#### Exercise data ####
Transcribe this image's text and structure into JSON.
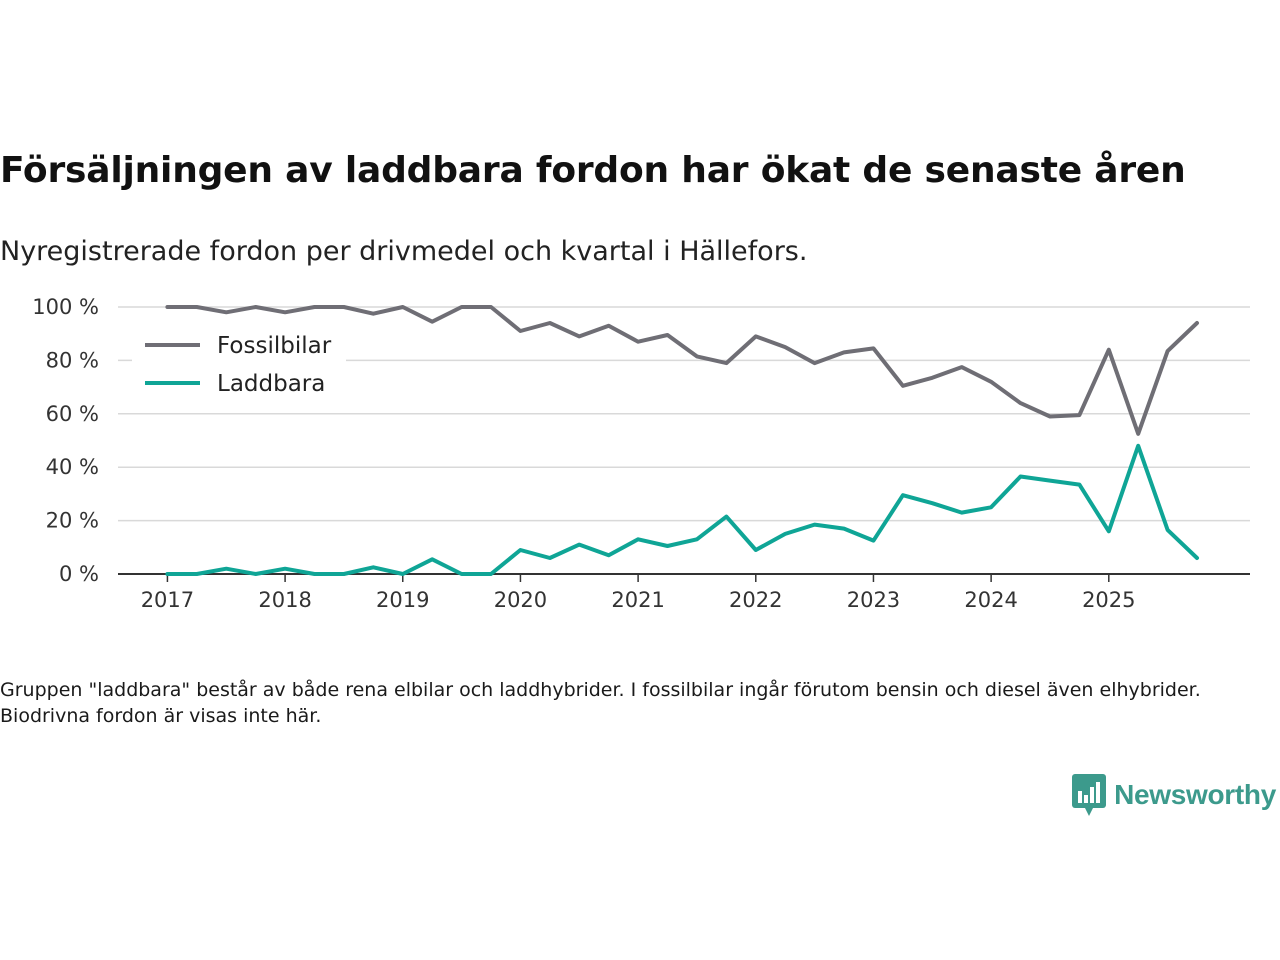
{
  "header": {
    "title": "Försäljningen av laddbara fordon har ökat de senaste åren",
    "subtitle": "Nyregistrerade fordon per drivmedel och kvartal i Hällefors."
  },
  "footer": {
    "note": "Gruppen \"laddbara\" består av både rena elbilar och laddhybrider. I fossilbilar ingår förutom bensin och diesel även elhybrider. Biodrivna fordon är visas inte här.",
    "brand": "Newsworthy",
    "brand_color": "#3c9a8c"
  },
  "chart_data": {
    "type": "line",
    "title": "Försäljningen av laddbara fordon har ökat de senaste åren",
    "subtitle": "Nyregistrerade fordon per drivmedel och kvartal i Hällefors.",
    "xlabel": "",
    "ylabel": "",
    "x": [
      2017.0,
      2017.25,
      2017.5,
      2017.75,
      2018.0,
      2018.25,
      2018.5,
      2018.75,
      2019.0,
      2019.25,
      2019.5,
      2019.75,
      2020.0,
      2020.25,
      2020.5,
      2020.75,
      2021.0,
      2021.25,
      2021.5,
      2021.75,
      2022.0,
      2022.25,
      2022.5,
      2022.75,
      2023.0,
      2023.25,
      2023.5,
      2023.75,
      2024.0,
      2024.25,
      2024.5,
      2024.75,
      2025.0,
      2025.25,
      2025.5,
      2025.75
    ],
    "x_ticks": [
      2017,
      2018,
      2019,
      2020,
      2021,
      2022,
      2023,
      2024,
      2025
    ],
    "x_tick_labels": [
      "2017",
      "2018",
      "2019",
      "2020",
      "2021",
      "2022",
      "2023",
      "2024",
      "2025"
    ],
    "xlim": [
      2016.58,
      2026.2
    ],
    "y_ticks": [
      0,
      20,
      40,
      60,
      80,
      100
    ],
    "y_tick_labels": [
      "0 %",
      "20 %",
      "40 %",
      "60 %",
      "80 %",
      "100 %"
    ],
    "ylim": [
      0,
      100
    ],
    "grid": true,
    "legend_position": "top-left",
    "series": [
      {
        "name": "Fossilbilar",
        "color": "#6f6e75",
        "values": [
          100,
          100,
          98,
          100,
          98,
          100,
          100,
          97.5,
          100,
          94.5,
          100,
          100,
          91,
          94,
          89,
          93,
          87,
          89.5,
          81.5,
          79,
          89,
          85,
          79,
          83,
          84.5,
          70.5,
          73.5,
          77.5,
          72,
          64,
          59,
          59.5,
          84,
          52.5,
          83.5,
          94
        ]
      },
      {
        "name": "Laddbara",
        "color": "#0fa596",
        "values": [
          0,
          0,
          2,
          0,
          2,
          0,
          0,
          2.5,
          0,
          5.5,
          0,
          0,
          9,
          6,
          11,
          7,
          13,
          10.5,
          13,
          21.5,
          9,
          15,
          18.5,
          17,
          12.5,
          29.5,
          26.5,
          23,
          25,
          36.5,
          35,
          33.5,
          16,
          48,
          16.5,
          6
        ]
      }
    ]
  }
}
####
(Exercise aim):
Restate the data above word for word. Skip every picture.

(Answer to this task):
Transcribe this image's text and structure into JSON.
{
  "header": {
    "title": "Försäljningen av laddbara fordon har ökat de senaste åren",
    "subtitle": "Nyregistrerade fordon per drivmedel och kvartal i Hällefors."
  },
  "footer": {
    "note": "Gruppen \"laddbara\" består av både rena elbilar och laddhybrider. I fossilbilar ingår förutom bensin och diesel även elhybrider. Biodrivna fordon är visas inte här.",
    "brand": "Newsworthy",
    "brand_color": "#3c9a8c"
  },
  "chart_data": {
    "type": "line",
    "title": "Försäljningen av laddbara fordon har ökat de senaste åren",
    "subtitle": "Nyregistrerade fordon per drivmedel och kvartal i Hällefors.",
    "xlabel": "",
    "ylabel": "",
    "x": [
      2017.0,
      2017.25,
      2017.5,
      2017.75,
      2018.0,
      2018.25,
      2018.5,
      2018.75,
      2019.0,
      2019.25,
      2019.5,
      2019.75,
      2020.0,
      2020.25,
      2020.5,
      2020.75,
      2021.0,
      2021.25,
      2021.5,
      2021.75,
      2022.0,
      2022.25,
      2022.5,
      2022.75,
      2023.0,
      2023.25,
      2023.5,
      2023.75,
      2024.0,
      2024.25,
      2024.5,
      2024.75,
      2025.0,
      2025.25,
      2025.5,
      2025.75
    ],
    "x_ticks": [
      2017,
      2018,
      2019,
      2020,
      2021,
      2022,
      2023,
      2024,
      2025
    ],
    "x_tick_labels": [
      "2017",
      "2018",
      "2019",
      "2020",
      "2021",
      "2022",
      "2023",
      "2024",
      "2025"
    ],
    "xlim": [
      2016.58,
      2026.2
    ],
    "y_ticks": [
      0,
      20,
      40,
      60,
      80,
      100
    ],
    "y_tick_labels": [
      "0 %",
      "20 %",
      "40 %",
      "60 %",
      "80 %",
      "100 %"
    ],
    "ylim": [
      0,
      100
    ],
    "grid": true,
    "legend_position": "top-left",
    "series": [
      {
        "name": "Fossilbilar",
        "color": "#6f6e75",
        "values": [
          100,
          100,
          98,
          100,
          98,
          100,
          100,
          97.5,
          100,
          94.5,
          100,
          100,
          91,
          94,
          89,
          93,
          87,
          89.5,
          81.5,
          79,
          89,
          85,
          79,
          83,
          84.5,
          70.5,
          73.5,
          77.5,
          72,
          64,
          59,
          59.5,
          84,
          52.5,
          83.5,
          94
        ]
      },
      {
        "name": "Laddbara",
        "color": "#0fa596",
        "values": [
          0,
          0,
          2,
          0,
          2,
          0,
          0,
          2.5,
          0,
          5.5,
          0,
          0,
          9,
          6,
          11,
          7,
          13,
          10.5,
          13,
          21.5,
          9,
          15,
          18.5,
          17,
          12.5,
          29.5,
          26.5,
          23,
          25,
          36.5,
          35,
          33.5,
          16,
          48,
          16.5,
          6
        ]
      }
    ]
  }
}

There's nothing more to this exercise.